- [Exercise brief]: Go through the material below and report how many lines contain "index". Give only the number.
+ + +
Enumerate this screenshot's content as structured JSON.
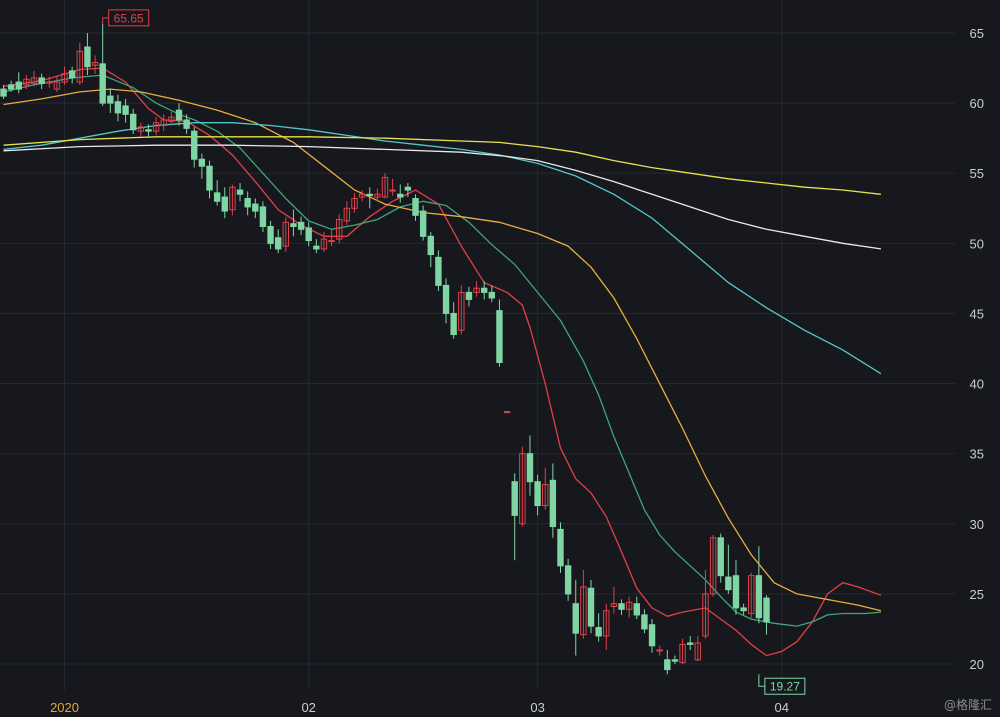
{
  "watermark": "@格隆汇",
  "colors": {
    "background": "#16181d",
    "up": "#e0404a",
    "down": "#7fd6a4",
    "grid": "#262931"
  },
  "chart_data": {
    "type": "candlestick",
    "y_ticks": [
      20,
      25,
      30,
      35,
      40,
      45,
      50,
      55,
      60,
      65
    ],
    "ylim": [
      18.5,
      67.3
    ],
    "x_ticks": [
      {
        "label": "2020",
        "index": 8,
        "style": "year"
      },
      {
        "label": "02",
        "index": 40
      },
      {
        "label": "03",
        "index": 70
      },
      {
        "label": "04",
        "index": 102
      }
    ],
    "annotations": [
      {
        "label": "65.65",
        "index": 13,
        "value": 65.65,
        "kind": "high"
      },
      {
        "label": "19.27",
        "index": 99,
        "value": 19.27,
        "kind": "low"
      }
    ],
    "candles": [
      [
        61.0,
        60.5,
        61.3,
        60.3
      ],
      [
        61.3,
        61.0,
        61.6,
        60.8
      ],
      [
        61.5,
        61.0,
        62.2,
        60.7
      ],
      [
        61.3,
        61.7,
        62.0,
        61.0
      ],
      [
        61.4,
        61.8,
        62.3,
        61.2
      ],
      [
        61.8,
        61.4,
        62.1,
        61.0
      ],
      [
        61.5,
        61.5,
        61.9,
        61.1
      ],
      [
        61.0,
        61.5,
        61.9,
        60.8
      ],
      [
        61.5,
        62.1,
        62.6,
        61.3
      ],
      [
        62.3,
        61.8,
        62.6,
        61.4
      ],
      [
        61.5,
        63.7,
        64.3,
        61.3
      ],
      [
        64.0,
        62.6,
        65.0,
        62.0
      ],
      [
        62.7,
        62.9,
        63.4,
        62.1
      ],
      [
        62.8,
        60.0,
        65.65,
        59.8
      ],
      [
        60.5,
        60.0,
        61.0,
        59.3
      ],
      [
        60.1,
        59.3,
        60.6,
        58.7
      ],
      [
        59.8,
        59.2,
        60.3,
        58.6
      ],
      [
        59.2,
        58.1,
        59.6,
        57.8
      ],
      [
        58.0,
        58.3,
        58.6,
        57.6
      ],
      [
        58.1,
        58.0,
        58.5,
        57.6
      ],
      [
        58.0,
        58.6,
        59.0,
        57.7
      ],
      [
        58.4,
        58.8,
        59.2,
        58.0
      ],
      [
        58.7,
        59.0,
        59.4,
        58.4
      ],
      [
        59.5,
        58.8,
        60.0,
        58.4
      ],
      [
        58.8,
        58.2,
        59.2,
        57.8
      ],
      [
        58.0,
        56.0,
        58.3,
        55.4
      ],
      [
        56.0,
        55.5,
        56.4,
        54.6
      ],
      [
        55.5,
        53.8,
        55.9,
        53.2
      ],
      [
        53.6,
        53.0,
        54.5,
        52.7
      ],
      [
        53.3,
        52.3,
        54.0,
        51.8
      ],
      [
        52.4,
        54.0,
        54.2,
        52.0
      ],
      [
        53.8,
        53.5,
        54.3,
        53.0
      ],
      [
        53.2,
        52.6,
        53.7,
        52.0
      ],
      [
        52.8,
        52.3,
        53.2,
        51.8
      ],
      [
        52.6,
        51.2,
        53.0,
        50.8
      ],
      [
        51.2,
        50.0,
        51.6,
        49.6
      ],
      [
        50.4,
        49.6,
        51.0,
        49.3
      ],
      [
        49.8,
        51.5,
        51.9,
        49.4
      ],
      [
        51.4,
        51.2,
        52.4,
        50.5
      ],
      [
        51.5,
        51.0,
        51.9,
        50.6
      ],
      [
        51.1,
        50.2,
        51.5,
        49.8
      ],
      [
        49.8,
        49.6,
        50.3,
        49.3
      ],
      [
        49.6,
        50.3,
        50.8,
        49.4
      ],
      [
        50.2,
        50.2,
        51.0,
        49.8
      ],
      [
        50.3,
        51.7,
        52.1,
        50.0
      ],
      [
        51.6,
        52.5,
        53.0,
        51.3
      ],
      [
        52.5,
        53.2,
        53.6,
        52.2
      ],
      [
        53.3,
        53.5,
        53.8,
        53.0
      ],
      [
        53.5,
        53.4,
        54.0,
        52.5
      ],
      [
        53.3,
        53.5,
        53.9,
        53.0
      ],
      [
        53.3,
        54.7,
        55.0,
        53.2
      ],
      [
        53.8,
        53.8,
        54.6,
        53.4
      ],
      [
        53.5,
        53.3,
        54.2,
        52.9
      ],
      [
        54.0,
        53.8,
        54.3,
        53.3
      ],
      [
        53.2,
        52.0,
        53.5,
        51.6
      ],
      [
        52.3,
        50.5,
        52.7,
        50.2
      ],
      [
        50.5,
        49.2,
        50.8,
        48.3
      ],
      [
        49.0,
        47.0,
        49.5,
        46.6
      ],
      [
        47.0,
        45.0,
        47.5,
        44.3
      ],
      [
        45.0,
        43.5,
        45.8,
        43.2
      ],
      [
        43.8,
        46.5,
        47.0,
        43.5
      ],
      [
        46.5,
        46.0,
        46.9,
        45.5
      ],
      [
        46.5,
        46.8,
        47.3,
        46.2
      ],
      [
        46.8,
        46.5,
        47.3,
        46.0
      ],
      [
        46.5,
        46.1,
        47.0,
        45.8
      ],
      [
        45.2,
        41.5,
        46.0,
        41.2
      ],
      [
        38.0,
        38.0,
        38.0,
        38.0
      ],
      [
        33.0,
        30.6,
        33.6,
        27.4
      ],
      [
        30.0,
        35.0,
        35.5,
        29.8
      ],
      [
        35.0,
        33.0,
        36.3,
        32.0
      ],
      [
        33.0,
        31.3,
        33.5,
        30.6
      ],
      [
        31.3,
        32.8,
        34.0,
        31.0
      ],
      [
        33.1,
        29.8,
        34.3,
        29.0
      ],
      [
        29.6,
        27.0,
        30.1,
        26.5
      ],
      [
        27.0,
        25.0,
        27.5,
        24.5
      ],
      [
        24.3,
        22.2,
        26.0,
        20.6
      ],
      [
        22.1,
        25.5,
        26.7,
        21.8
      ],
      [
        25.4,
        22.7,
        26.0,
        22.2
      ],
      [
        22.6,
        22.0,
        23.6,
        21.6
      ],
      [
        22.0,
        23.8,
        24.3,
        21.0
      ],
      [
        24.1,
        24.3,
        25.5,
        23.6
      ],
      [
        24.3,
        23.9,
        24.6,
        23.5
      ],
      [
        23.9,
        24.4,
        24.8,
        23.3
      ],
      [
        24.3,
        23.5,
        24.8,
        23.2
      ],
      [
        23.5,
        22.5,
        23.9,
        22.2
      ],
      [
        22.8,
        21.3,
        23.2,
        20.8
      ],
      [
        21.0,
        21.0,
        21.3,
        20.6
      ],
      [
        20.3,
        19.6,
        21.0,
        19.27
      ],
      [
        20.3,
        20.2,
        20.6,
        20.0
      ],
      [
        20.1,
        21.4,
        21.8,
        20.0
      ],
      [
        21.5,
        21.4,
        22.0,
        21.0
      ],
      [
        20.3,
        21.5,
        22.0,
        20.2
      ],
      [
        22.0,
        25.0,
        26.7,
        21.8
      ],
      [
        25.0,
        29.0,
        29.2,
        24.8
      ],
      [
        29.0,
        26.3,
        29.3,
        25.8
      ],
      [
        26.2,
        25.3,
        28.5,
        25.0
      ],
      [
        26.3,
        24.0,
        27.4,
        23.5
      ],
      [
        24.0,
        23.8,
        24.3,
        23.5
      ],
      [
        23.6,
        26.3,
        26.5,
        23.3
      ],
      [
        26.3,
        23.3,
        28.4,
        22.9
      ],
      [
        24.7,
        23.0,
        24.9,
        22.1
      ]
    ],
    "ma_lines": [
      {
        "color": "#e0404a",
        "values": [
          [
            0,
            61.2
          ],
          [
            5,
            61.6
          ],
          [
            10,
            62.4
          ],
          [
            13,
            62.5
          ],
          [
            16,
            61.5
          ],
          [
            19,
            59.6
          ],
          [
            21,
            58.8
          ],
          [
            24,
            58.7
          ],
          [
            27,
            57.7
          ],
          [
            30,
            56.3
          ],
          [
            33,
            54.4
          ],
          [
            36,
            52.4
          ],
          [
            39,
            51.3
          ],
          [
            42,
            50.5
          ],
          [
            45,
            50.5
          ],
          [
            48,
            51.9
          ],
          [
            51,
            53.0
          ],
          [
            54,
            53.8
          ],
          [
            57,
            52.8
          ],
          [
            60,
            49.8
          ],
          [
            63,
            47.2
          ],
          [
            66,
            46.5
          ],
          [
            68,
            45.6
          ],
          [
            69,
            44.0
          ],
          [
            71,
            40.0
          ],
          [
            73,
            35.4
          ],
          [
            75,
            33.2
          ],
          [
            77,
            32.2
          ],
          [
            79,
            30.5
          ],
          [
            81,
            28.0
          ],
          [
            83,
            25.4
          ],
          [
            85,
            24.0
          ],
          [
            87,
            23.4
          ],
          [
            89,
            23.7
          ],
          [
            92,
            24.0
          ],
          [
            94,
            23.2
          ],
          [
            96,
            22.4
          ],
          [
            98,
            21.4
          ],
          [
            100,
            20.6
          ],
          [
            102,
            20.9
          ],
          [
            104,
            21.6
          ],
          [
            106,
            23.0
          ],
          [
            108,
            25.0
          ],
          [
            110,
            25.8
          ],
          [
            112,
            25.5
          ],
          [
            115,
            24.9
          ]
        ]
      },
      {
        "color": "#3fa57e",
        "values": [
          [
            0,
            60.8
          ],
          [
            4,
            61.3
          ],
          [
            9,
            61.8
          ],
          [
            13,
            62.0
          ],
          [
            17,
            61.1
          ],
          [
            20,
            60.0
          ],
          [
            23,
            59.2
          ],
          [
            25,
            58.8
          ],
          [
            28,
            58.0
          ],
          [
            31,
            56.8
          ],
          [
            34,
            55.0
          ],
          [
            37,
            53.2
          ],
          [
            40,
            51.6
          ],
          [
            43,
            51.0
          ],
          [
            46,
            51.3
          ],
          [
            49,
            51.7
          ],
          [
            52,
            52.6
          ],
          [
            55,
            53.0
          ],
          [
            58,
            52.7
          ],
          [
            61,
            51.5
          ],
          [
            64,
            49.9
          ],
          [
            67,
            48.5
          ],
          [
            70,
            46.5
          ],
          [
            73,
            44.5
          ],
          [
            76,
            41.6
          ],
          [
            78,
            39.2
          ],
          [
            80,
            36.2
          ],
          [
            82,
            33.6
          ],
          [
            84,
            31.0
          ],
          [
            86,
            29.2
          ],
          [
            88,
            28.0
          ],
          [
            90,
            27.0
          ],
          [
            92,
            26.0
          ],
          [
            94,
            24.8
          ],
          [
            96,
            23.7
          ],
          [
            98,
            23.2
          ],
          [
            101,
            22.9
          ],
          [
            104,
            22.7
          ],
          [
            106,
            23.0
          ],
          [
            108,
            23.5
          ],
          [
            110,
            23.6
          ],
          [
            113,
            23.6
          ],
          [
            115,
            23.7
          ]
        ]
      },
      {
        "color": "#e9ad3d",
        "values": [
          [
            0,
            59.9
          ],
          [
            5,
            60.3
          ],
          [
            10,
            60.8
          ],
          [
            14,
            61.0
          ],
          [
            18,
            60.8
          ],
          [
            23,
            60.2
          ],
          [
            28,
            59.5
          ],
          [
            33,
            58.6
          ],
          [
            38,
            57.2
          ],
          [
            42,
            55.5
          ],
          [
            46,
            53.8
          ],
          [
            50,
            52.8
          ],
          [
            55,
            52.2
          ],
          [
            60,
            51.9
          ],
          [
            65,
            51.5
          ],
          [
            70,
            50.7
          ],
          [
            74,
            49.8
          ],
          [
            77,
            48.3
          ],
          [
            80,
            46.1
          ],
          [
            83,
            43.2
          ],
          [
            86,
            40.0
          ],
          [
            89,
            36.8
          ],
          [
            92,
            33.4
          ],
          [
            95,
            30.4
          ],
          [
            98,
            27.8
          ],
          [
            101,
            25.8
          ],
          [
            104,
            25.0
          ],
          [
            108,
            24.6
          ],
          [
            112,
            24.2
          ],
          [
            115,
            23.8
          ]
        ]
      },
      {
        "color": "#53c8cb",
        "values": [
          [
            0,
            56.7
          ],
          [
            5,
            57.0
          ],
          [
            10,
            57.5
          ],
          [
            15,
            58.0
          ],
          [
            20,
            58.4
          ],
          [
            25,
            58.6
          ],
          [
            30,
            58.6
          ],
          [
            35,
            58.4
          ],
          [
            40,
            58.1
          ],
          [
            45,
            57.7
          ],
          [
            50,
            57.3
          ],
          [
            55,
            57.0
          ],
          [
            60,
            56.7
          ],
          [
            65,
            56.3
          ],
          [
            70,
            55.7
          ],
          [
            75,
            54.8
          ],
          [
            80,
            53.5
          ],
          [
            85,
            51.8
          ],
          [
            90,
            49.5
          ],
          [
            95,
            47.2
          ],
          [
            100,
            45.4
          ],
          [
            105,
            43.8
          ],
          [
            110,
            42.4
          ],
          [
            115,
            40.7
          ]
        ]
      },
      {
        "color": "#e8e8e8",
        "values": [
          [
            0,
            56.6
          ],
          [
            10,
            56.9
          ],
          [
            20,
            57.0
          ],
          [
            30,
            57.0
          ],
          [
            40,
            56.9
          ],
          [
            50,
            56.7
          ],
          [
            60,
            56.5
          ],
          [
            66,
            56.2
          ],
          [
            70,
            55.9
          ],
          [
            75,
            55.2
          ],
          [
            80,
            54.4
          ],
          [
            85,
            53.5
          ],
          [
            90,
            52.6
          ],
          [
            95,
            51.7
          ],
          [
            100,
            51.0
          ],
          [
            105,
            50.5
          ],
          [
            110,
            50.0
          ],
          [
            115,
            49.6
          ]
        ]
      },
      {
        "color": "#e8e24e",
        "values": [
          [
            0,
            57.0
          ],
          [
            10,
            57.4
          ],
          [
            20,
            57.6
          ],
          [
            30,
            57.6
          ],
          [
            40,
            57.6
          ],
          [
            50,
            57.5
          ],
          [
            60,
            57.3
          ],
          [
            65,
            57.2
          ],
          [
            70,
            56.9
          ],
          [
            75,
            56.5
          ],
          [
            80,
            55.9
          ],
          [
            85,
            55.4
          ],
          [
            90,
            55.0
          ],
          [
            95,
            54.6
          ],
          [
            100,
            54.3
          ],
          [
            105,
            54.0
          ],
          [
            110,
            53.8
          ],
          [
            115,
            53.5
          ]
        ]
      }
    ]
  }
}
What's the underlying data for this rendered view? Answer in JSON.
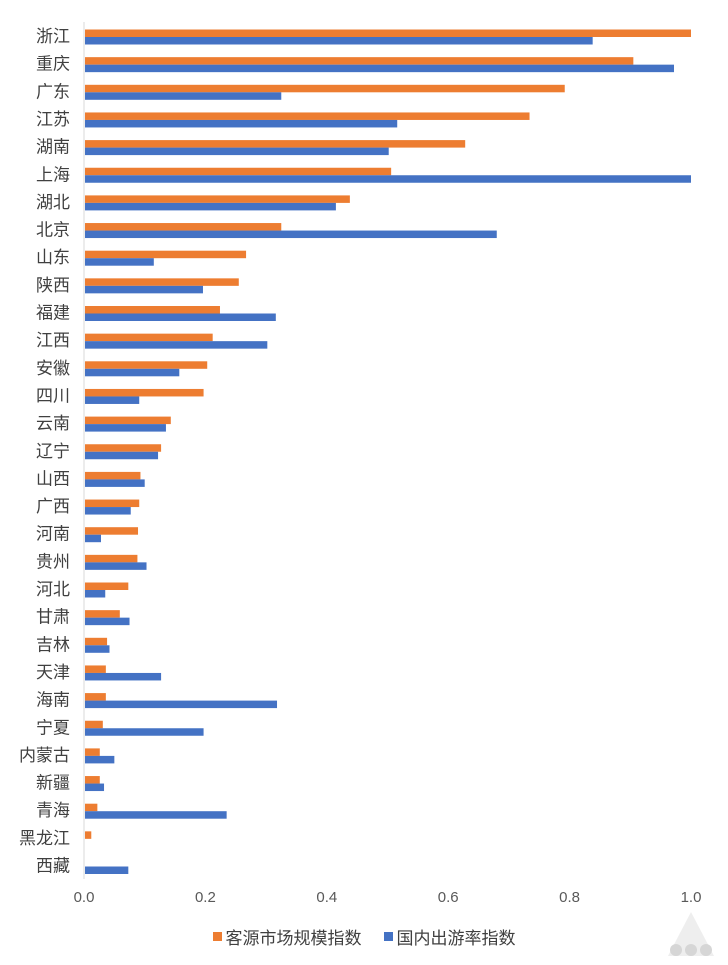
{
  "chart_data": {
    "type": "bar",
    "orientation": "horizontal",
    "categories": [
      "浙江",
      "重庆",
      "广东",
      "江苏",
      "湖南",
      "上海",
      "湖北",
      "北京",
      "山东",
      "陕西",
      "福建",
      "江西",
      "安徽",
      "四川",
      "云南",
      "辽宁",
      "山西",
      "广西",
      "河南",
      "贵州",
      "河北",
      "甘肃",
      "吉林",
      "天津",
      "海南",
      "宁夏",
      "内蒙古",
      "新疆",
      "青海",
      "黑龙江",
      "西藏"
    ],
    "series": [
      {
        "name": "客源市场规模指数",
        "color": "#ED7D31",
        "values": [
          1.0,
          0.905,
          0.792,
          0.734,
          0.628,
          0.506,
          0.438,
          0.325,
          0.267,
          0.255,
          0.224,
          0.212,
          0.203,
          0.197,
          0.143,
          0.127,
          0.093,
          0.091,
          0.089,
          0.088,
          0.073,
          0.059,
          0.038,
          0.036,
          0.036,
          0.031,
          0.026,
          0.026,
          0.022,
          0.012,
          0.0
        ]
      },
      {
        "name": "国内出游率指数",
        "color": "#4472C4",
        "values": [
          0.838,
          0.972,
          0.325,
          0.516,
          0.502,
          1.0,
          0.415,
          0.68,
          0.115,
          0.196,
          0.316,
          0.302,
          0.157,
          0.091,
          0.135,
          0.122,
          0.1,
          0.077,
          0.028,
          0.103,
          0.035,
          0.075,
          0.042,
          0.127,
          0.318,
          0.197,
          0.05,
          0.033,
          0.235,
          0.0,
          0.073
        ]
      }
    ],
    "xlim": [
      0,
      1.0
    ],
    "xticks": [
      "0.0",
      "0.2",
      "0.4",
      "0.6",
      "0.8",
      "1.0"
    ],
    "grid": false,
    "legend_position": "bottom"
  }
}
+ + +
- [Exercise solution]: 6